> [DIRECTION]: Find each line with "tagline" and copy it.
________________________________________
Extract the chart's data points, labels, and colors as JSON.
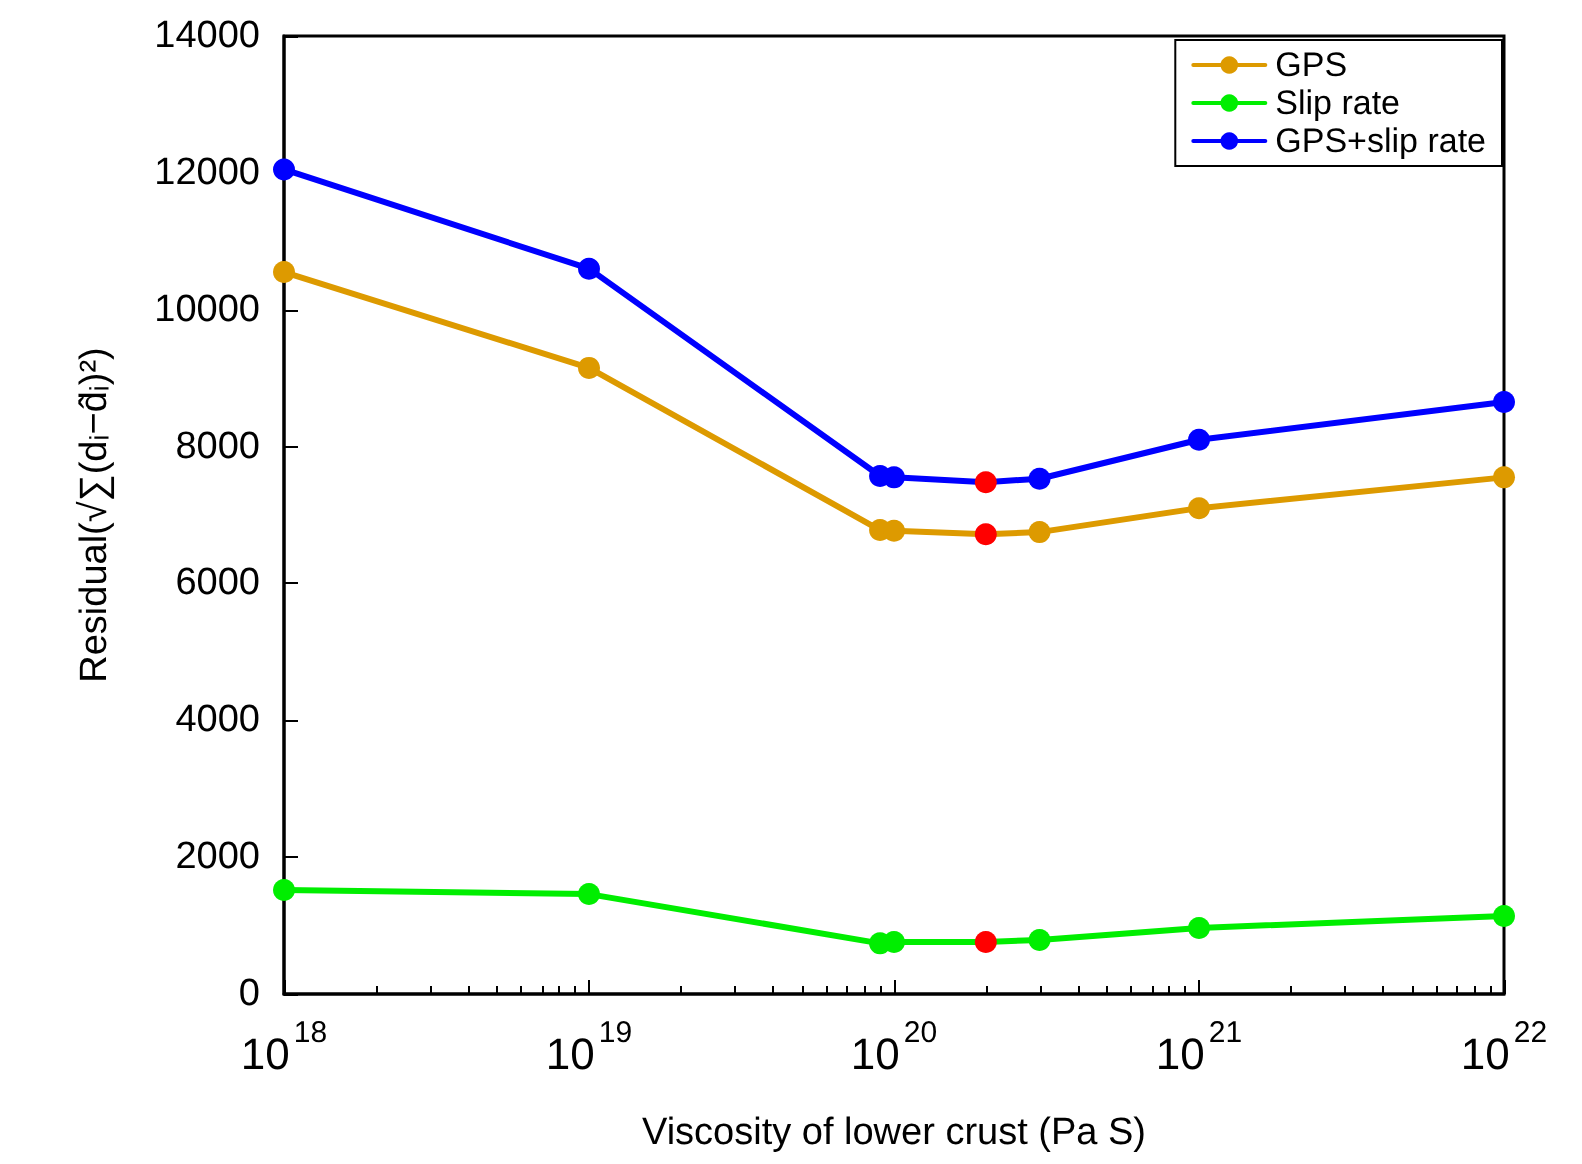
{
  "chart_data": {
    "type": "line",
    "xlabel": "Viscosity of lower crust (Pa S)",
    "ylabel": "Residual(√∑(dᵢ−d̂ᵢ)²)",
    "log": "x",
    "grid": false,
    "legend": "top right",
    "marker": "circle",
    "line_style": "solid",
    "x": [
      1e+18,
      1e+19,
      9e+19,
      1e+20,
      2e+20,
      3e+20,
      1e+21,
      1e+22
    ],
    "xlim": [
      1e+18,
      1e+22
    ],
    "xticks": [
      {
        "value": 1e+18,
        "label": "10$^{18}$"
      },
      {
        "value": 1e+19,
        "label": "10$^{19}$"
      },
      {
        "value": 1e+20,
        "label": "10$^{20}$"
      },
      {
        "value": 1e+21,
        "label": "10$^{21}$"
      },
      {
        "value": 1e+22,
        "label": "10$^{22}$"
      }
    ],
    "ylim": [
      0,
      14000
    ],
    "yticks": [
      0,
      2000,
      4000,
      6000,
      8000,
      10000,
      12000,
      14000
    ],
    "series": [
      {
        "name": "GPS",
        "color": "#dd9a00",
        "values": [
          10550,
          9150,
          6780,
          6770,
          6720,
          6750,
          7100,
          7550
        ],
        "colors": [
          "#dd9a00",
          "#dd9a00",
          "#dd9a00",
          "#dd9a00",
          "#ff0000",
          "#dd9a00",
          "#dd9a00",
          "#dd9a00"
        ]
      },
      {
        "name": "Slip rate",
        "color": "#00ee00",
        "values": [
          1520,
          1460,
          740,
          760,
          760,
          790,
          965,
          1140
        ],
        "colors": [
          "#00ee00",
          "#00ee00",
          "#00ee00",
          "#00ee00",
          "#ff0000",
          "#00ee00",
          "#00ee00",
          "#00ee00"
        ]
      },
      {
        "name": "GPS+slip rate",
        "color": "#0000ff",
        "values": [
          12050,
          10600,
          7570,
          7550,
          7480,
          7530,
          8100,
          8650
        ],
        "colors": [
          "#0000ff",
          "#0000ff",
          "#0000ff",
          "#0000ff",
          "#ff0000",
          "#0000ff",
          "#0000ff",
          "#0000ff"
        ]
      }
    ]
  }
}
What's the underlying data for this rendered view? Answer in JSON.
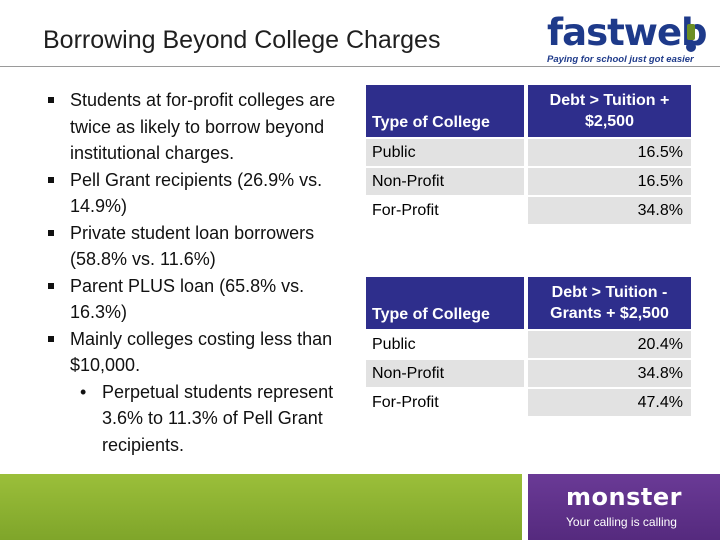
{
  "slide": {
    "title": "Borrowing Beyond College Charges"
  },
  "logo_fastweb": {
    "part1": "fast",
    "part2": "web",
    "tagline": "Paying for school just got easier"
  },
  "bullets": [
    {
      "level": 1,
      "text": "Students at for-profit colleges are twice as likely to borrow beyond institutional charges."
    },
    {
      "level": 1,
      "text": "Pell Grant recipients (26.9% vs. 14.9%)"
    },
    {
      "level": 1,
      "text": "Private student loan borrowers (58.8% vs. 11.6%)"
    },
    {
      "level": 1,
      "text": "Parent PLUS loan (65.8% vs. 16.3%)"
    },
    {
      "level": 1,
      "text": "Mainly colleges costing less than $10,000."
    },
    {
      "level": 2,
      "text": "Perpetual students represent 3.6% to 11.3% of Pell Grant recipients."
    }
  ],
  "table1": {
    "header_col1": "Type of College",
    "header_col2": "Debt > Tuition + $2,500",
    "rows": [
      {
        "type": "Public",
        "value": "16.5%"
      },
      {
        "type": "Non-Profit",
        "value": "16.5%"
      },
      {
        "type": "For-Profit",
        "value": "34.8%"
      }
    ]
  },
  "table2": {
    "header_col1": "Type of College",
    "header_col2": "Debt > Tuition - Grants + $2,500",
    "rows": [
      {
        "type": "Public",
        "value": "20.4%"
      },
      {
        "type": "Non-Profit",
        "value": "34.8%"
      },
      {
        "type": "For-Profit",
        "value": "47.4%"
      }
    ]
  },
  "logo_monster": {
    "name": "monster",
    "tagline": "Your calling is calling"
  },
  "colors": {
    "table_header": "#2e2e8c",
    "cell_shade": "#e2e2e2",
    "footer_green": "#8db232",
    "footer_purple": "#5f3089",
    "fastweb_blue": "#1e3a8a"
  }
}
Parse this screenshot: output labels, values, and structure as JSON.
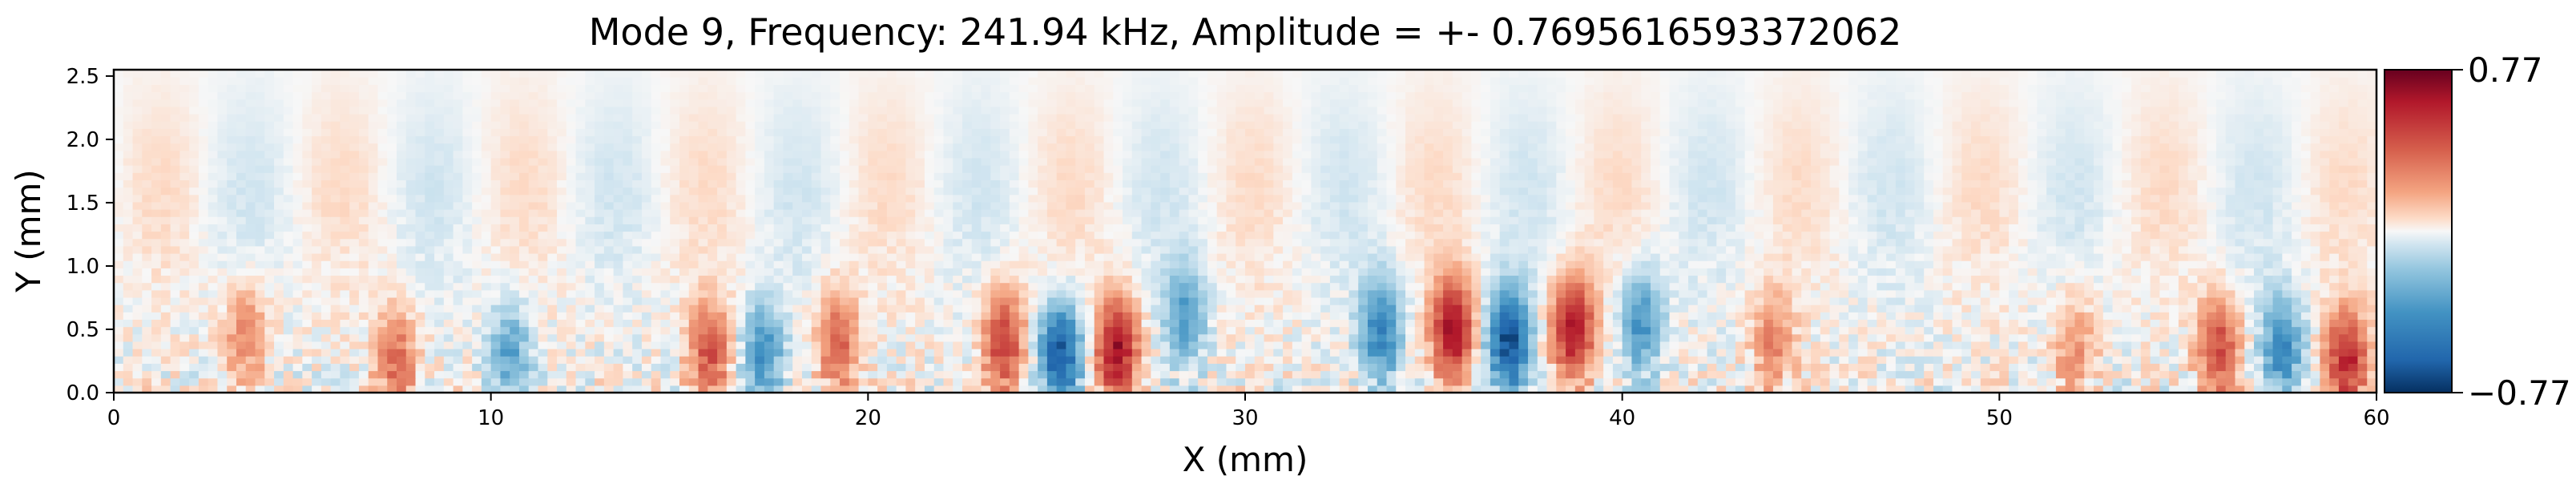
{
  "chart_data": {
    "type": "heatmap",
    "title": "Mode 9, Frequency: 241.94 kHz, Amplitude = +- 0.7695616593372062",
    "xlabel": "X (mm)",
    "ylabel": "Y (mm)",
    "xlim": [
      0,
      60
    ],
    "ylim": [
      0,
      2.55
    ],
    "x_ticks": [
      0,
      10,
      20,
      30,
      40,
      50,
      60
    ],
    "x_tick_labels": [
      "0",
      "10",
      "20",
      "30",
      "40",
      "50",
      "60"
    ],
    "y_ticks": [
      0.0,
      0.5,
      1.0,
      1.5,
      2.0,
      2.5
    ],
    "y_tick_labels": [
      "0.0",
      "0.5",
      "1.0",
      "1.5",
      "2.0",
      "2.5"
    ],
    "colormap": "RdBu_r",
    "colors": {
      "low": "#053061",
      "mid": "#f7f7f7",
      "high": "#67001f"
    },
    "value_range": [
      -0.77,
      0.77
    ],
    "colorbar": {
      "ticks": [
        0.77,
        -0.77
      ],
      "tick_labels": [
        "0.77",
        "−0.77"
      ]
    },
    "amplitude": 0.7695616593372062,
    "structure": "alternating red/blue vertical lobes concentrated near the wall (Y < 1 mm), strongest between X = 23 and 40 mm, fading toward the top of the field",
    "lobe_samples": [
      {
        "x": 3.5,
        "y": 0.45,
        "sign": "pos",
        "strength": 0.35
      },
      {
        "x": 7.5,
        "y": 0.25,
        "sign": "pos",
        "strength": 0.45
      },
      {
        "x": 10.5,
        "y": 0.3,
        "sign": "neg",
        "strength": 0.4
      },
      {
        "x": 15.8,
        "y": 0.3,
        "sign": "pos",
        "strength": 0.55
      },
      {
        "x": 17.2,
        "y": 0.3,
        "sign": "neg",
        "strength": 0.5
      },
      {
        "x": 19.2,
        "y": 0.4,
        "sign": "pos",
        "strength": 0.5
      },
      {
        "x": 23.6,
        "y": 0.4,
        "sign": "pos",
        "strength": 0.65
      },
      {
        "x": 25.1,
        "y": 0.3,
        "sign": "neg",
        "strength": 0.85
      },
      {
        "x": 26.6,
        "y": 0.35,
        "sign": "pos",
        "strength": 0.85
      },
      {
        "x": 28.4,
        "y": 0.6,
        "sign": "neg",
        "strength": 0.45
      },
      {
        "x": 33.6,
        "y": 0.5,
        "sign": "neg",
        "strength": 0.6
      },
      {
        "x": 35.5,
        "y": 0.5,
        "sign": "pos",
        "strength": 0.85
      },
      {
        "x": 37.0,
        "y": 0.4,
        "sign": "neg",
        "strength": 0.9
      },
      {
        "x": 38.7,
        "y": 0.5,
        "sign": "pos",
        "strength": 0.85
      },
      {
        "x": 40.5,
        "y": 0.55,
        "sign": "neg",
        "strength": 0.5
      },
      {
        "x": 44.0,
        "y": 0.4,
        "sign": "pos",
        "strength": 0.35
      },
      {
        "x": 52.0,
        "y": 0.35,
        "sign": "pos",
        "strength": 0.3
      },
      {
        "x": 55.8,
        "y": 0.35,
        "sign": "pos",
        "strength": 0.6
      },
      {
        "x": 57.5,
        "y": 0.35,
        "sign": "neg",
        "strength": 0.55
      },
      {
        "x": 59.2,
        "y": 0.25,
        "sign": "pos",
        "strength": 0.75
      }
    ]
  }
}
________________________________________
> [TASK RESULT]:
    "tagline": "Paying for school just got easier"
    "tagline": "Your calling is calling"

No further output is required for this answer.